## TEXTAUSZUG
########################################
Barcelona - Eine Wölfin ist im Zoo von Barcelona von ihren eigenen Jungen zerrissen worden – vor den Augen zahlreicher Besucher. Es ist nicht der erste Vorfall, mit dem die Wölfe des Zoos für Schlagzeilen gesorgt haben.

Wie die spanische Zeitung "El Periódico de Catalunya" berichtet, waren vier ausgewachsenen Jung-Wölfinnen vor den Augen zahlreicher Zoo-Besucher über die zehn Jahre alte Mutter Penélope hergefallen. Diese erlitt unter anderem mehrere Knochenbrüche und musste von Tiermedizinern eingeschläfert werden.

Der Zwischenfall hatte sich Ende September ereignet, wurde aber erst jetzt durch einen internen Bericht des Zoos bekannt. Die Zoologen hatten für die Attacke keine Erklärung. Sie wiesen nach Angaben der Zeitung darauf hin, dass die in Spanien heimischen Wölfe nur wenig erforscht und Angriffe auf Artgenossen nicht selten seien. Nach Schätzungen fielen 15 bis 65 Prozent der Wölfe, die in der freien Wildbahn umkommen, anderen Wölfen zum Opfer.
########################################
## GEGEBENE DATEN
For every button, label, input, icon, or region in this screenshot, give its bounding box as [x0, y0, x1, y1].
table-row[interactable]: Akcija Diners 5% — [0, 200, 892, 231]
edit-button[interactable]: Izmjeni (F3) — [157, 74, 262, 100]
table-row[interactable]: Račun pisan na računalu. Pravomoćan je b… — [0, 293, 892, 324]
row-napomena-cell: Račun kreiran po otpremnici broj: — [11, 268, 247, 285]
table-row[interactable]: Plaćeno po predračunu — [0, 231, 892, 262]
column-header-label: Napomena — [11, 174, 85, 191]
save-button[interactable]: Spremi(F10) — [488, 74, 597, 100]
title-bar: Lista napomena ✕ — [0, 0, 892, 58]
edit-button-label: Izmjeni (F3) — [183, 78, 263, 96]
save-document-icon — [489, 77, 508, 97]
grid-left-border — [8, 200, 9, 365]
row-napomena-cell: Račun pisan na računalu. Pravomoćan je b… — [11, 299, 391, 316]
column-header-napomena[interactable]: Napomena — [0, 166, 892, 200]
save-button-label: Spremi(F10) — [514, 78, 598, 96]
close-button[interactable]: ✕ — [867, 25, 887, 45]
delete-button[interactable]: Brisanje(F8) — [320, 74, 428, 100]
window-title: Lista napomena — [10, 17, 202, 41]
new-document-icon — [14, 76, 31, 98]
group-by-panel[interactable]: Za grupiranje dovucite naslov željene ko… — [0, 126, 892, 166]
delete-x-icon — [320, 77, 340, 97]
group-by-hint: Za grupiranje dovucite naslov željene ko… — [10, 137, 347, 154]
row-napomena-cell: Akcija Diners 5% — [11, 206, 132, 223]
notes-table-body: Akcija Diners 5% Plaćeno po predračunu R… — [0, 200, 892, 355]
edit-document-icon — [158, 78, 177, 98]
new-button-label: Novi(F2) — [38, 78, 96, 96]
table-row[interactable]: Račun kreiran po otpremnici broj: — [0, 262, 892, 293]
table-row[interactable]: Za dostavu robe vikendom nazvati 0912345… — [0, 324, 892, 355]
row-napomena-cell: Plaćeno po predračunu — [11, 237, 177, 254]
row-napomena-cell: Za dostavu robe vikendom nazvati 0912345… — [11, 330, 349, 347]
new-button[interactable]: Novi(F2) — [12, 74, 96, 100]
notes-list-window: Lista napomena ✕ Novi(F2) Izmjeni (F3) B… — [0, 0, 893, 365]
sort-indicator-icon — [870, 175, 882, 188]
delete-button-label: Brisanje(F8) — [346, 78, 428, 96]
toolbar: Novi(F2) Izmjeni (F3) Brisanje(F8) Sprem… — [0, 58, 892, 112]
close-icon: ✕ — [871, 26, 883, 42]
########################################
## AUFGABEN
A: Nennen Sie alle Grundzahlen, die in der Meldung über den Wolfsangriff im Zoo von Barcelona vorkommen, gleich ob als Wort oder in Ziffern.
B: Schreiben Sie die Meldung über den Wolfsangriff im Zoo von Barcelona im Anschluss an ihren letzten Satz weiter.

## LÖSUNGEN
A: vier, zehn, 15, 65

B:
Penélope und ihre Töchter hatten vor gut zwei Jahren schon einmal für Schlagzeilen gesorgt. Damals war die Wölfin mit einem Jungtier über die drei Meter hohe Umzäunung ihres Geheges gesprungen. Die Besucher mussten den Zoo vorübergehend verlassen. Eine Tochter folgte einige Tage danach dem Beispiel. Die Wölfinnen konnten jeweils wenig später wieder eingefangen werden.